THE PROBLEM: Return each line of the data below verbatim; pictures are to be left out.

DATA IN THIS EXERCISE:

—————

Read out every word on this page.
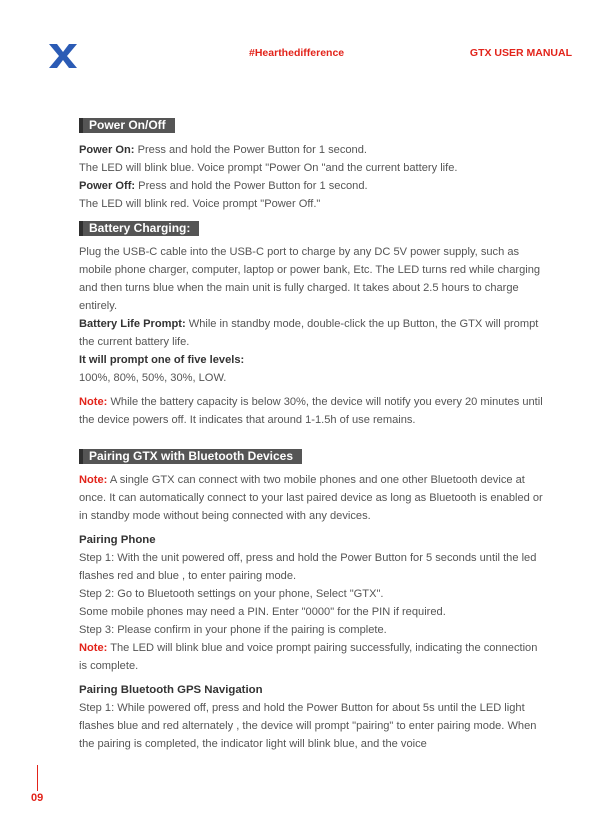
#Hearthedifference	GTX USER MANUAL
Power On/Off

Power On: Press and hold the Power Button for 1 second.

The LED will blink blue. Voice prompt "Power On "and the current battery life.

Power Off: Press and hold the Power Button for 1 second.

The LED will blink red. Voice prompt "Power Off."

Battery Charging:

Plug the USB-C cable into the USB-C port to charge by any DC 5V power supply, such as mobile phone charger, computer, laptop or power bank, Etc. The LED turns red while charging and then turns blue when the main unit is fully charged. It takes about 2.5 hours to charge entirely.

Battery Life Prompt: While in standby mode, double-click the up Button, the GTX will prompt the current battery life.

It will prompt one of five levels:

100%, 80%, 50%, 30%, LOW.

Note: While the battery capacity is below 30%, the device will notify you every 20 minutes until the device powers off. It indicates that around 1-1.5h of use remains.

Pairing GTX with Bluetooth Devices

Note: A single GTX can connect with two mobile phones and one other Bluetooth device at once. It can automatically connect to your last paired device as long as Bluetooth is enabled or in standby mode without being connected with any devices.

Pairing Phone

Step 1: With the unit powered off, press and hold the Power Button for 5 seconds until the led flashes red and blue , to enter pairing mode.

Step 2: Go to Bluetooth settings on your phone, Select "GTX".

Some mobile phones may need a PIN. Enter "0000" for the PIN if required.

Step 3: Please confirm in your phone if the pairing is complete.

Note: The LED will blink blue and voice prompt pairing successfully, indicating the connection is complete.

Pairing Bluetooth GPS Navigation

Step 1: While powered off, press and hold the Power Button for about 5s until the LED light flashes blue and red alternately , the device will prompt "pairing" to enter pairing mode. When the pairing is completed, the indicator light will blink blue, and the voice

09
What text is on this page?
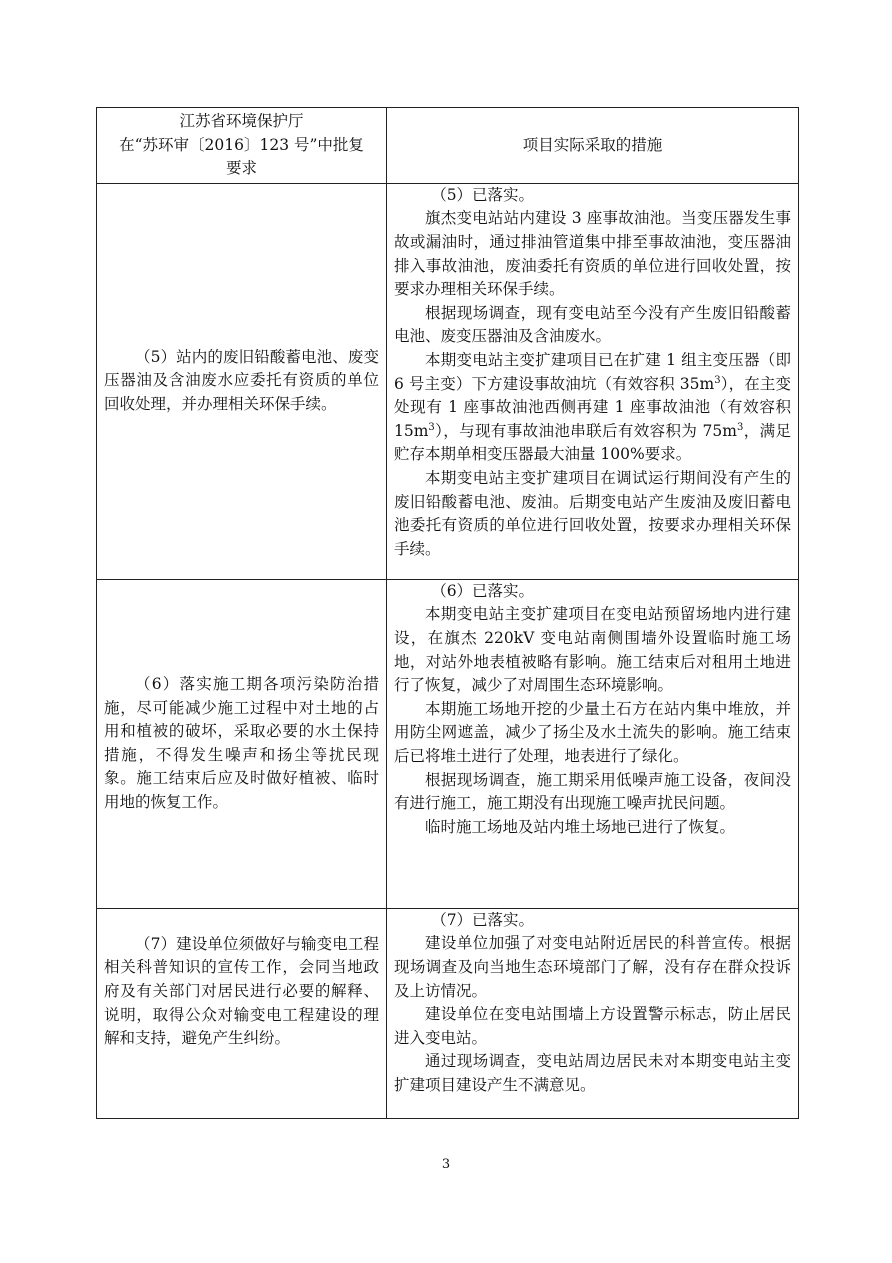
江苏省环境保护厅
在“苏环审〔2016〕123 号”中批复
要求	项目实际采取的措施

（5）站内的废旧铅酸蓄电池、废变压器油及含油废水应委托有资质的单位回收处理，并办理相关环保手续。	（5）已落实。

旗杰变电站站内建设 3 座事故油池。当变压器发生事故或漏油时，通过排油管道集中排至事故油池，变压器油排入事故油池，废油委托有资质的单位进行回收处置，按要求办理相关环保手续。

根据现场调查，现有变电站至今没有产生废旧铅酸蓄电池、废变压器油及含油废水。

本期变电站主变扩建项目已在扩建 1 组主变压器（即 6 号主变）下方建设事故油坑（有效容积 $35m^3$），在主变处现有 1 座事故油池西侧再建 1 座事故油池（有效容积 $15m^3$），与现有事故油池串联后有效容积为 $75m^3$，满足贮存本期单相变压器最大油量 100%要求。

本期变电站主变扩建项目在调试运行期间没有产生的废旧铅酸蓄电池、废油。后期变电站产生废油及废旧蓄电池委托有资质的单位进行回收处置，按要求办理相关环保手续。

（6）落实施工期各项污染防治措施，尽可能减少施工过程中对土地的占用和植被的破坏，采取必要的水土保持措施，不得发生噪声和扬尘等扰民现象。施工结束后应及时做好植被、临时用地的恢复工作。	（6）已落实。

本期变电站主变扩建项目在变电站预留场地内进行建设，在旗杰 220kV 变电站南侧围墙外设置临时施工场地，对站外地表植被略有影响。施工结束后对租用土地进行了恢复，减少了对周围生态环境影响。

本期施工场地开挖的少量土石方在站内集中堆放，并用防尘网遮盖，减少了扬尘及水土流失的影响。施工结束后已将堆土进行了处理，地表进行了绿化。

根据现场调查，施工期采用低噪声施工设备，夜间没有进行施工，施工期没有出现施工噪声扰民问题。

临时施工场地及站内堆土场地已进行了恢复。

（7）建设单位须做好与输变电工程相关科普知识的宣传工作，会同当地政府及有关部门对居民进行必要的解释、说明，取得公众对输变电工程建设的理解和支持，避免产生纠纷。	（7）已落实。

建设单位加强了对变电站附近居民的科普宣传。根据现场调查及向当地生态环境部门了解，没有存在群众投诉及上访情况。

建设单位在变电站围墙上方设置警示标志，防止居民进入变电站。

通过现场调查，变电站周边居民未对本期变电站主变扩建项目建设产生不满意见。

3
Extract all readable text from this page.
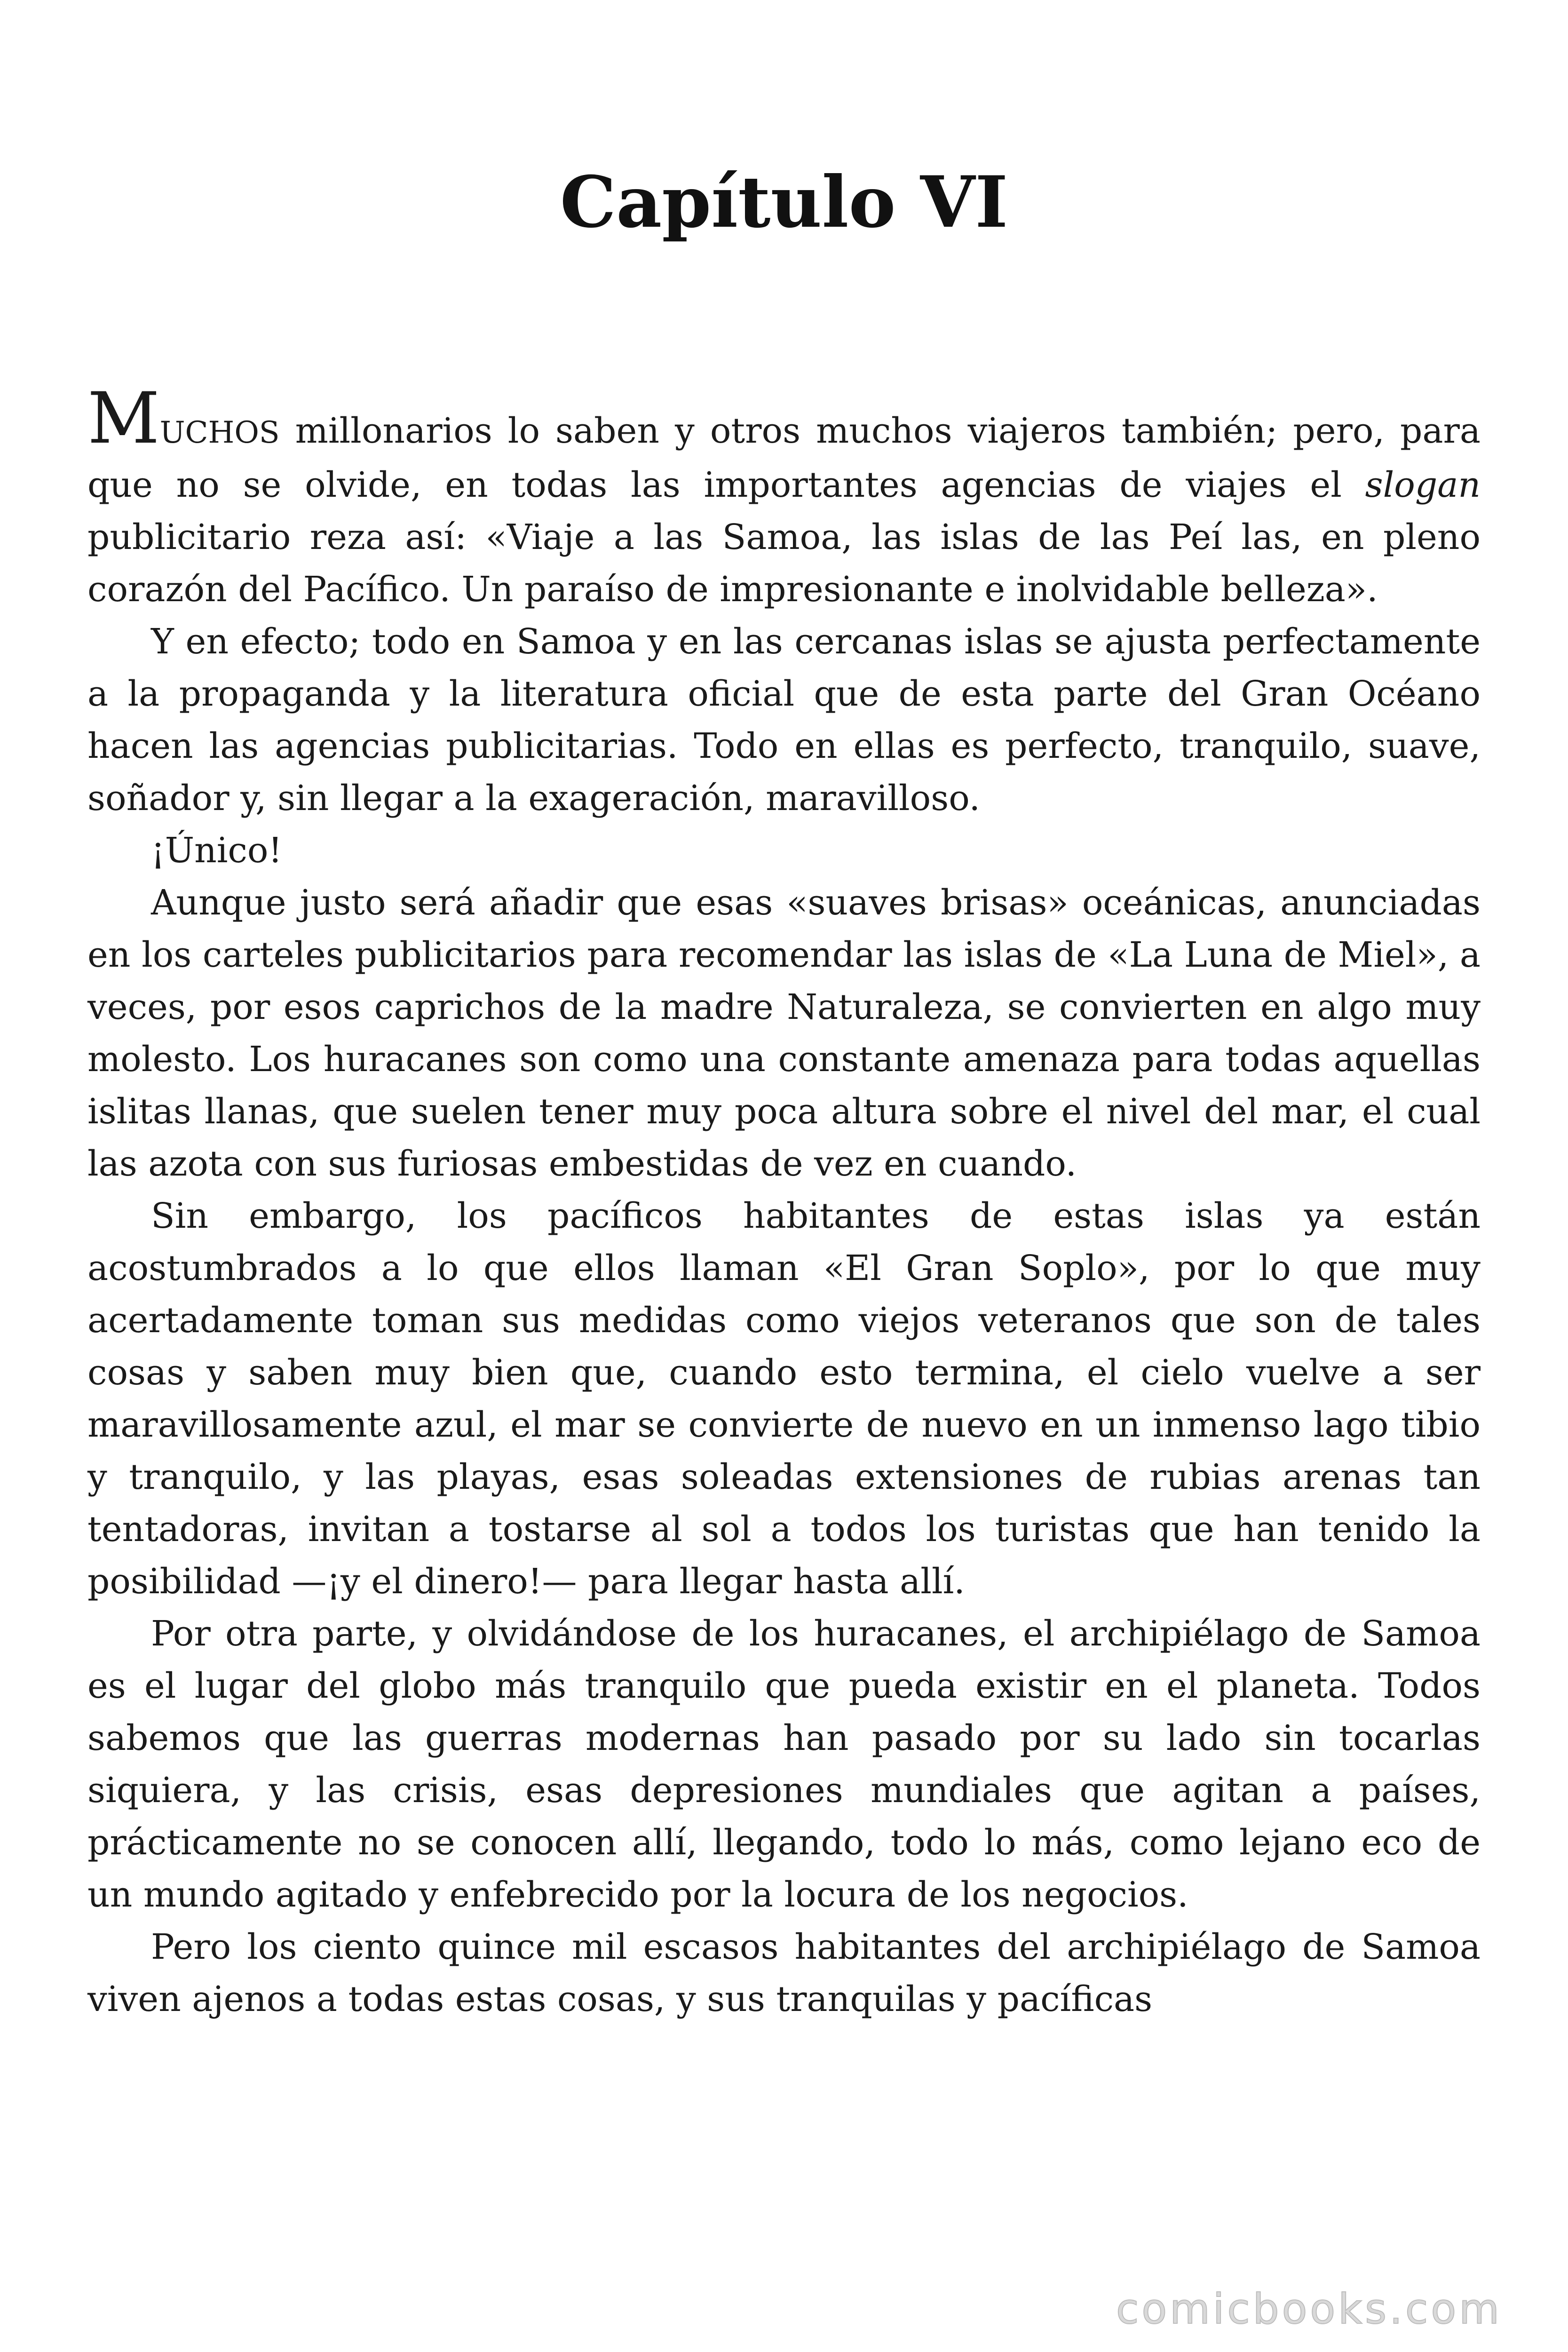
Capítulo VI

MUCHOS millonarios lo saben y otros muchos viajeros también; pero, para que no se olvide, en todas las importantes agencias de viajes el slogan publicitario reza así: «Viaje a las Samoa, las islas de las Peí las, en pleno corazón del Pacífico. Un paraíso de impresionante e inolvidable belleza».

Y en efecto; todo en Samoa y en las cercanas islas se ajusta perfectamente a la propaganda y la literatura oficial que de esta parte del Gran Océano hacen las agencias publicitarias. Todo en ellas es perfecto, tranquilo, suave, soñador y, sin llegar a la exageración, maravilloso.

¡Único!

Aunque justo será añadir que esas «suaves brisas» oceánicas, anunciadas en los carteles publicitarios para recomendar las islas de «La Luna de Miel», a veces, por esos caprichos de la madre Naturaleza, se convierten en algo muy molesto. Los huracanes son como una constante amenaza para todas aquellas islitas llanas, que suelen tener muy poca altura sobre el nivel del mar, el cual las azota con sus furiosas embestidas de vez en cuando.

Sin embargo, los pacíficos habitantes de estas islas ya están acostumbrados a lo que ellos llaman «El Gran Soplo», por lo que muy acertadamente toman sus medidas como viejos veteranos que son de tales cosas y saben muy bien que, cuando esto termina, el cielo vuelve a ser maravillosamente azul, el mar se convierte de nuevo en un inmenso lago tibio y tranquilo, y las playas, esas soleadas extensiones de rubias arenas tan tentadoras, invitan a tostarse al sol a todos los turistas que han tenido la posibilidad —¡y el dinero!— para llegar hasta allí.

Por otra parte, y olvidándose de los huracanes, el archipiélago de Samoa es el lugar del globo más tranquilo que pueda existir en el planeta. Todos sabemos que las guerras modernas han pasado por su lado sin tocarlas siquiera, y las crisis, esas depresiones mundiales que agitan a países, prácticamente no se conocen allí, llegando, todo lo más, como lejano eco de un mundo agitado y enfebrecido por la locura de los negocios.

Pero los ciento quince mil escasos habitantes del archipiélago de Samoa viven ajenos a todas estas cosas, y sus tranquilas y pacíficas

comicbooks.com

—————

EXERCISE OUTPUT:
Read out every word on this page.
#Hearthedifference	GTX USER MANUAL
Power On/Off

Power On: Press and hold the Power Button for 1 second.

The LED will blink blue. Voice prompt "Power On "and the current battery life.

Power Off: Press and hold the Power Button for 1 second.

The LED will blink red. Voice prompt "Power Off."

Battery Charging:

Plug the USB-C cable into the USB-C port to charge by any DC 5V power supply, such as mobile phone charger, computer, laptop or power bank, Etc. The LED turns red while charging and then turns blue when the main unit is fully charged. It takes about 2.5 hours to charge entirely.

Battery Life Prompt: While in standby mode, double-click the up Button, the GTX will prompt the current battery life.

It will prompt one of five levels:

100%, 80%, 50%, 30%, LOW.

Note: While the battery capacity is below 30%, the device will notify you every 20 minutes until the device powers off. It indicates that around 1-1.5h of use remains.

Pairing GTX with Bluetooth Devices

Note: A single GTX can connect with two mobile phones and one other Bluetooth device at once. It can automatically connect to your last paired device as long as Bluetooth is enabled or in standby mode without being connected with any devices.

Pairing Phone

Step 1: With the unit powered off, press and hold the Power Button for 5 seconds until the led flashes red and blue , to enter pairing mode.

Step 2: Go to Bluetooth settings on your phone, Select "GTX".

Some mobile phones may need a PIN. Enter "0000" for the PIN if required.

Step 3: Please confirm in your phone if the pairing is complete.

Note: The LED will blink blue and voice prompt pairing successfully, indicating the connection is complete.

Pairing Bluetooth GPS Navigation

Step 1: While powered off, press and hold the Power Button for about 5s until the LED light flashes blue and red alternately , the device will prompt "pairing" to enter pairing mode. When the pairing is completed, the indicator light will blink blue, and the voice

09
What text is on this page?
江苏省环境保护厅
在“苏环审〔2016〕123 号”中批复
要求	项目实际采取的措施

（5）站内的废旧铅酸蓄电池、废变压器油及含油废水应委托有资质的单位回收处理，并办理相关环保手续。	（5）已落实。

旗杰变电站站内建设 3 座事故油池。当变压器发生事故或漏油时，通过排油管道集中排至事故油池，变压器油排入事故油池，废油委托有资质的单位进行回收处置，按要求办理相关环保手续。

根据现场调查，现有变电站至今没有产生废旧铅酸蓄电池、废变压器油及含油废水。

本期变电站主变扩建项目已在扩建 1 组主变压器（即 6 号主变）下方建设事故油坑（有效容积 $35m^3$），在主变处现有 1 座事故油池西侧再建 1 座事故油池（有效容积 $15m^3$），与现有事故油池串联后有效容积为 $75m^3$，满足贮存本期单相变压器最大油量 100%要求。

本期变电站主变扩建项目在调试运行期间没有产生的废旧铅酸蓄电池、废油。后期变电站产生废油及废旧蓄电池委托有资质的单位进行回收处置，按要求办理相关环保手续。

（6）落实施工期各项污染防治措施，尽可能减少施工过程中对土地的占用和植被的破坏，采取必要的水土保持措施，不得发生噪声和扬尘等扰民现象。施工结束后应及时做好植被、临时用地的恢复工作。	（6）已落实。

本期变电站主变扩建项目在变电站预留场地内进行建设，在旗杰 220kV 变电站南侧围墙外设置临时施工场地，对站外地表植被略有影响。施工结束后对租用土地进行了恢复，减少了对周围生态环境影响。

本期施工场地开挖的少量土石方在站内集中堆放，并用防尘网遮盖，减少了扬尘及水土流失的影响。施工结束后已将堆土进行了处理，地表进行了绿化。

根据现场调查，施工期采用低噪声施工设备，夜间没有进行施工，施工期没有出现施工噪声扰民问题。

临时施工场地及站内堆土场地已进行了恢复。

（7）建设单位须做好与输变电工程相关科普知识的宣传工作，会同当地政府及有关部门对居民进行必要的解释、说明，取得公众对输变电工程建设的理解和支持，避免产生纠纷。	（7）已落实。

建设单位加强了对变电站附近居民的科普宣传。根据现场调查及向当地生态环境部门了解，没有存在群众投诉及上访情况。

建设单位在变电站围墙上方设置警示标志，防止居民进入变电站。

通过现场调查，变电站周边居民未对本期变电站主变扩建项目建设产生不满意见。

3
Extract all readable text from this page.
Capítulo VI

MUCHOS millonarios lo saben y otros muchos viajeros también; pero, para que no se olvide, en todas las importantes agencias de viajes el slogan publicitario reza así: «Viaje a las Samoa, las islas de las Peí las, en pleno corazón del Pacífico. Un paraíso de impresionante e inolvidable belleza».

Y en efecto; todo en Samoa y en las cercanas islas se ajusta perfectamente a la propaganda y la literatura oficial que de esta parte del Gran Océano hacen las agencias publicitarias. Todo en ellas es perfecto, tranquilo, suave, soñador y, sin llegar a la exageración, maravilloso.

¡Único!

Aunque justo será añadir que esas «suaves brisas» oceánicas, anunciadas en los carteles publicitarios para recomendar las islas de «La Luna de Miel», a veces, por esos caprichos de la madre Naturaleza, se convierten en algo muy molesto. Los huracanes son como una constante amenaza para todas aquellas islitas llanas, que suelen tener muy poca altura sobre el nivel del mar, el cual las azota con sus furiosas embestidas de vez en cuando.

Sin embargo, los pacíficos habitantes de estas islas ya están acostumbrados a lo que ellos llaman «El Gran Soplo», por lo que muy acertadamente toman sus medidas como viejos veteranos que son de tales cosas y saben muy bien que, cuando esto termina, el cielo vuelve a ser maravillosamente azul, el mar se convierte de nuevo en un inmenso lago tibio y tranquilo, y las playas, esas soleadas extensiones de rubias arenas tan tentadoras, invitan a tostarse al sol a todos los turistas que han tenido la posibilidad —¡y el dinero!— para llegar hasta allí.

Por otra parte, y olvidándose de los huracanes, el archipiélago de Samoa es el lugar del globo más tranquilo que pueda existir en el planeta. Todos sabemos que las guerras modernas han pasado por su lado sin tocarlas siquiera, y las crisis, esas depresiones mundiales que agitan a países, prácticamente no se conocen allí, llegando, todo lo más, como lejano eco de un mundo agitado y enfebrecido por la locura de los negocios.

Pero los ciento quince mil escasos habitantes del archipiélago de Samoa viven ajenos a todas estas cosas, y sus tranquilas y pacíficas

comicbooks.com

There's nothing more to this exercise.